This exercise asks for the whole listing to be restated exactly.

═══ Exercise input

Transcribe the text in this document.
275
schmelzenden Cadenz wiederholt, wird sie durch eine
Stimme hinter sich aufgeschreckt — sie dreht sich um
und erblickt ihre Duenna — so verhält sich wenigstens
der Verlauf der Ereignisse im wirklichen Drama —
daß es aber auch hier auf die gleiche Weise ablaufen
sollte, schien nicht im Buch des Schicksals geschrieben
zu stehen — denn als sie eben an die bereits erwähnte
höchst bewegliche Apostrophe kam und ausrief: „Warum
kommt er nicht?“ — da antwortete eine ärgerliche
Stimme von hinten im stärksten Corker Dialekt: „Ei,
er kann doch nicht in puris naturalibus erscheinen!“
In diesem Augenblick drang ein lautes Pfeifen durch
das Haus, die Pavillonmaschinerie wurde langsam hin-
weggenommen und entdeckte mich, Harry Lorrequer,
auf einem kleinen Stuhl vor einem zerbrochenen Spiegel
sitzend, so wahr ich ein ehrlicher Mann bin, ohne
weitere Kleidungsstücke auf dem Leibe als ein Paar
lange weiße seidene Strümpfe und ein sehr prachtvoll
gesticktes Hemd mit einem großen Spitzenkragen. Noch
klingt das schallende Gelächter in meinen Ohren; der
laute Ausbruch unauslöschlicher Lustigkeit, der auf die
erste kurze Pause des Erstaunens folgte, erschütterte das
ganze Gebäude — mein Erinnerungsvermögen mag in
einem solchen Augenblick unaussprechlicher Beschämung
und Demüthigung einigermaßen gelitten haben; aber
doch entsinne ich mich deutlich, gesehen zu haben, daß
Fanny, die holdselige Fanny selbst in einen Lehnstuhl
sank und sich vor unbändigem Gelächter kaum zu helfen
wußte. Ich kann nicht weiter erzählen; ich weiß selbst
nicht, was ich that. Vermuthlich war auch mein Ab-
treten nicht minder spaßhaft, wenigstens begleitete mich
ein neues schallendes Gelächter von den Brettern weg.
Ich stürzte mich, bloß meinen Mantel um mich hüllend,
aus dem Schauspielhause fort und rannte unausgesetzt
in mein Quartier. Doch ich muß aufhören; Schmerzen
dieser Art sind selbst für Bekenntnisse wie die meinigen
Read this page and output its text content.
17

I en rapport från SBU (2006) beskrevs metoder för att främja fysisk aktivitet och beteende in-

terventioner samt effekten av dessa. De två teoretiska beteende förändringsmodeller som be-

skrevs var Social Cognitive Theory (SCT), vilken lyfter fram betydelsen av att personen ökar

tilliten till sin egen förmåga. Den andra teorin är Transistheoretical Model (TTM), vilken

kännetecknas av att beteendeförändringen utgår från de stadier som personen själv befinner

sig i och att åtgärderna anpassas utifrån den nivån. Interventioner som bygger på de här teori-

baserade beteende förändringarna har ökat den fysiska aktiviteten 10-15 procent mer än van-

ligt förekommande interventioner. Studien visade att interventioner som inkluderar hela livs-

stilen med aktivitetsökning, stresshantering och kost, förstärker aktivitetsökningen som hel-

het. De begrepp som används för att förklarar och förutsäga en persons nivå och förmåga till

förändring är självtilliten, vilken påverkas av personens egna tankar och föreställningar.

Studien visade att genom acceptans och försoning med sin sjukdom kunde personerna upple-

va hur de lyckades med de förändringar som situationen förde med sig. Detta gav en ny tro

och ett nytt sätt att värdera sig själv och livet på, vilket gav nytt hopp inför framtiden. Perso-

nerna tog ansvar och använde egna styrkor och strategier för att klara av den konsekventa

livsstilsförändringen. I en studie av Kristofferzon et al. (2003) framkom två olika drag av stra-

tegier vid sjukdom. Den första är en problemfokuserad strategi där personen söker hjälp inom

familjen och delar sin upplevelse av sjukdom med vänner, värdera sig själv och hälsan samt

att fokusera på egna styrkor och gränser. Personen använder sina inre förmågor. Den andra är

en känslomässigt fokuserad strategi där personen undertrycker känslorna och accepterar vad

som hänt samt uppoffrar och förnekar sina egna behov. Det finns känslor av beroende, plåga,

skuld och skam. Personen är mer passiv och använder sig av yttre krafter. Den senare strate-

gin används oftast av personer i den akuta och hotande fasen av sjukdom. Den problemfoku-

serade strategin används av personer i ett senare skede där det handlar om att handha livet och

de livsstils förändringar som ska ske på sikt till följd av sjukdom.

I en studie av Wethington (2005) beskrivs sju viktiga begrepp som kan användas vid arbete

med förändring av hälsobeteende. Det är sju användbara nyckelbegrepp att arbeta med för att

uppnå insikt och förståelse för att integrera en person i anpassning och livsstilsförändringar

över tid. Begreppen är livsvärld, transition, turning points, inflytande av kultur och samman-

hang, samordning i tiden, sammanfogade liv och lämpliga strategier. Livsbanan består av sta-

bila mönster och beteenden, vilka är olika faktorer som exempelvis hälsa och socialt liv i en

══════

_Expected answer_:
Transcribe the text in this document.
275
schmelzenden Cadenz wiederholt, wird sie durch eine
Stimme hinter sich aufgeschreckt — sie dreht sich um
und erblickt ihre Duenna — so verhält sich wenigstens
der Verlauf der Ereignisse im wirklichen Drama —
daß es aber auch hier auf die gleiche Weise ablaufen
sollte, schien nicht im Buch des Schicksals geschrieben
zu stehen — denn als sie eben an die bereits erwähnte
höchst bewegliche Apostrophe kam und ausrief: „Warum
kommt er nicht?“ — da antwortete eine ärgerliche
Stimme von hinten im stärksten Corker Dialekt: „Ei,
er kann doch nicht in puris naturalibus erscheinen!“
In diesem Augenblick drang ein lautes Pfeifen durch
das Haus, die Pavillonmaschinerie wurde langsam hin-
weggenommen und entdeckte mich, Harry Lorrequer,
auf einem kleinen Stuhl vor einem zerbrochenen Spiegel
sitzend, so wahr ich ein ehrlicher Mann bin, ohne
weitere Kleidungsstücke auf dem Leibe als ein Paar
lange weiße seidene Strümpfe und ein sehr prachtvoll
gesticktes Hemd mit einem großen Spitzenkragen. Noch
klingt das schallende Gelächter in meinen Ohren; der
laute Ausbruch unauslöschlicher Lustigkeit, der auf die
erste kurze Pause des Erstaunens folgte, erschütterte das
ganze Gebäude — mein Erinnerungsvermögen mag in
einem solchen Augenblick unaussprechlicher Beschämung
und Demüthigung einigermaßen gelitten haben; aber
doch entsinne ich mich deutlich, gesehen zu haben, daß
Fanny, die holdselige Fanny selbst in einen Lehnstuhl
sank und sich vor unbändigem Gelächter kaum zu helfen
wußte. Ich kann nicht weiter erzählen; ich weiß selbst
nicht, was ich that. Vermuthlich war auch mein Ab-
treten nicht minder spaßhaft, wenigstens begleitete mich
ein neues schallendes Gelächter von den Brettern weg.
Ich stürzte mich, bloß meinen Mantel um mich hüllend,
aus dem Schauspielhause fort und rannte unausgesetzt
in mein Quartier. Doch ich muß aufhören; Schmerzen
dieser Art sind selbst für Bekenntnisse wie die meinigen
Read this page and output its text content.
17

I en rapport från SBU (2006) beskrevs metoder för att främja fysisk aktivitet och beteende in-

terventioner samt effekten av dessa. De två teoretiska beteende förändringsmodeller som be-

skrevs var Social Cognitive Theory (SCT), vilken lyfter fram betydelsen av att personen ökar

tilliten till sin egen förmåga. Den andra teorin är Transistheoretical Model (TTM), vilken

kännetecknas av att beteendeförändringen utgår från de stadier som personen själv befinner

sig i och att åtgärderna anpassas utifrån den nivån. Interventioner som bygger på de här teori-

baserade beteende förändringarna har ökat den fysiska aktiviteten 10-15 procent mer än van-

ligt förekommande interventioner. Studien visade att interventioner som inkluderar hela livs-

stilen med aktivitetsökning, stresshantering och kost, förstärker aktivitetsökningen som hel-

het. De begrepp som används för att förklarar och förutsäga en persons nivå och förmåga till

förändring är självtilliten, vilken påverkas av personens egna tankar och föreställningar.

Studien visade att genom acceptans och försoning med sin sjukdom kunde personerna upple-

va hur de lyckades med de förändringar som situationen förde med sig. Detta gav en ny tro

och ett nytt sätt att värdera sig själv och livet på, vilket gav nytt hopp inför framtiden. Perso-

nerna tog ansvar och använde egna styrkor och strategier för att klara av den konsekventa

livsstilsförändringen. I en studie av Kristofferzon et al. (2003) framkom två olika drag av stra-

tegier vid sjukdom. Den första är en problemfokuserad strategi där personen söker hjälp inom

familjen och delar sin upplevelse av sjukdom med vänner, värdera sig själv och hälsan samt

att fokusera på egna styrkor och gränser. Personen använder sina inre förmågor. Den andra är

en känslomässigt fokuserad strategi där personen undertrycker känslorna och accepterar vad

som hänt samt uppoffrar och förnekar sina egna behov. Det finns känslor av beroende, plåga,

skuld och skam. Personen är mer passiv och använder sig av yttre krafter. Den senare strate-

gin används oftast av personer i den akuta och hotande fasen av sjukdom. Den problemfoku-

serade strategin används av personer i ett senare skede där det handlar om att handha livet och

de livsstils förändringar som ska ske på sikt till följd av sjukdom.

I en studie av Wethington (2005) beskrivs sju viktiga begrepp som kan användas vid arbete

med förändring av hälsobeteende. Det är sju användbara nyckelbegrepp att arbeta med för att

uppnå insikt och förståelse för att integrera en person i anpassning och livsstilsförändringar

över tid. Begreppen är livsvärld, transition, turning points, inflytande av kultur och samman-

hang, samordning i tiden, sammanfogade liv och lämpliga strategier. Livsbanan består av sta-

bila mönster och beteenden, vilka är olika faktorer som exempelvis hälsa och socialt liv i en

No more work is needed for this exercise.